Take from the listing each line that has the string "ADICIONES".

(Records from a collection)
==================================================

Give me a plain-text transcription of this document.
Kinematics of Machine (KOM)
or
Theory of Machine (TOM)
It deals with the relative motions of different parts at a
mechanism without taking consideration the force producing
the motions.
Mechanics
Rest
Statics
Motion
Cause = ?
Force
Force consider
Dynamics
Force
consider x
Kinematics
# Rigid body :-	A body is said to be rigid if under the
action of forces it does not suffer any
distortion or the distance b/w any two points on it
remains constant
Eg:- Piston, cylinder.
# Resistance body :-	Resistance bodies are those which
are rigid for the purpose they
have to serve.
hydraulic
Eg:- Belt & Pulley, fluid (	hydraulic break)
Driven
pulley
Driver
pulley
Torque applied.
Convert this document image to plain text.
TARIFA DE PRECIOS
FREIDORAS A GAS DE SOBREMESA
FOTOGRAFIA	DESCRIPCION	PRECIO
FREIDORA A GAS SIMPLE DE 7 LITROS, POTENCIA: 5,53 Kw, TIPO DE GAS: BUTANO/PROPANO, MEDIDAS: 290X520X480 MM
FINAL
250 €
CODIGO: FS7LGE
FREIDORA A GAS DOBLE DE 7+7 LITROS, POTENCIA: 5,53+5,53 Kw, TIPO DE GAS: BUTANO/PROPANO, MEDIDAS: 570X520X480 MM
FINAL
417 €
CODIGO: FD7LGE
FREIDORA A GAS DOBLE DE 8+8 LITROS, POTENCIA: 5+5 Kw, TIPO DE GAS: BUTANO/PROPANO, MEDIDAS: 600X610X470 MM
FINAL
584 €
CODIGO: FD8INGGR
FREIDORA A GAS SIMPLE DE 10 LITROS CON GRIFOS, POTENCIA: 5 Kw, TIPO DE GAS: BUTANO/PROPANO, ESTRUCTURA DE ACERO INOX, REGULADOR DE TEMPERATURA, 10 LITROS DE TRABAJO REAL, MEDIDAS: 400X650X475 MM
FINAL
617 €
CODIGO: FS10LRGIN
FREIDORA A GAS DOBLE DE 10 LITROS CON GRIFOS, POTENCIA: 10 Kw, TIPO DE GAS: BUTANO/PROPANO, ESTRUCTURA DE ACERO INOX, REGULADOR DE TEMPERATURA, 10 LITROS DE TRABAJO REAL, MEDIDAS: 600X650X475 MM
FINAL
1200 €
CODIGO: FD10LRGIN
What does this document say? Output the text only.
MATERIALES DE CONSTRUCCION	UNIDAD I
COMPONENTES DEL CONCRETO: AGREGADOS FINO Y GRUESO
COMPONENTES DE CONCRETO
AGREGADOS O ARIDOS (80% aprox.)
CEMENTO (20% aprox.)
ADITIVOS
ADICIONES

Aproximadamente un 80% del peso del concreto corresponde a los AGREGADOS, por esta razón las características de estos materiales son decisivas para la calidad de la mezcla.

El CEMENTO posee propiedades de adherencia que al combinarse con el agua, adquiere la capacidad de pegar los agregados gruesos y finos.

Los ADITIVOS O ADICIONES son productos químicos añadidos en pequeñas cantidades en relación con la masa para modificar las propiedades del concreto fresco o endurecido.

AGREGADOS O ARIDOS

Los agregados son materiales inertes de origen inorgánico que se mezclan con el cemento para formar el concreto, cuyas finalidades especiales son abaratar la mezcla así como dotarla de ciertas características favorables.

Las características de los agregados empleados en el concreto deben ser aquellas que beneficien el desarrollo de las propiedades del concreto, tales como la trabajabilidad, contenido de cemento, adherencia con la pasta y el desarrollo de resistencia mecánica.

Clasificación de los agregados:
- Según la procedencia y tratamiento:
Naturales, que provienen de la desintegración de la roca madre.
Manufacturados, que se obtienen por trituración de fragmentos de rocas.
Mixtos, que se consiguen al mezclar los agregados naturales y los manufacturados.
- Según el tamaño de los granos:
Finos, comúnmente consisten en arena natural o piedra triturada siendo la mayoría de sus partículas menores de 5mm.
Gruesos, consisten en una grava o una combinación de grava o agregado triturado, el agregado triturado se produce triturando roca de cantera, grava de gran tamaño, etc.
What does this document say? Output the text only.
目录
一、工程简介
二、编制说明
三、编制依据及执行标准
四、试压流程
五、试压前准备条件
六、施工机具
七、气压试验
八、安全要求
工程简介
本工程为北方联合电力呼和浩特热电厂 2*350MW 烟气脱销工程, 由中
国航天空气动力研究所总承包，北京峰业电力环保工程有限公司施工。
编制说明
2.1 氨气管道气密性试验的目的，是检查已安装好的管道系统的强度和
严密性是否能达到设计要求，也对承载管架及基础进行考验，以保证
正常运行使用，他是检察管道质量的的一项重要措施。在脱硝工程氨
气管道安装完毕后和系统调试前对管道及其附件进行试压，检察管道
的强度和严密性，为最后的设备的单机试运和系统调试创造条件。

==================================================

> **EXERCISE SOLUTION**
ADICIONES
Los ADITIVOS O ADICIONES son productos químicos añadidos en pequeñas cantidades en relación con la masa para modificar las propiedades del concreto fresco o endurecido.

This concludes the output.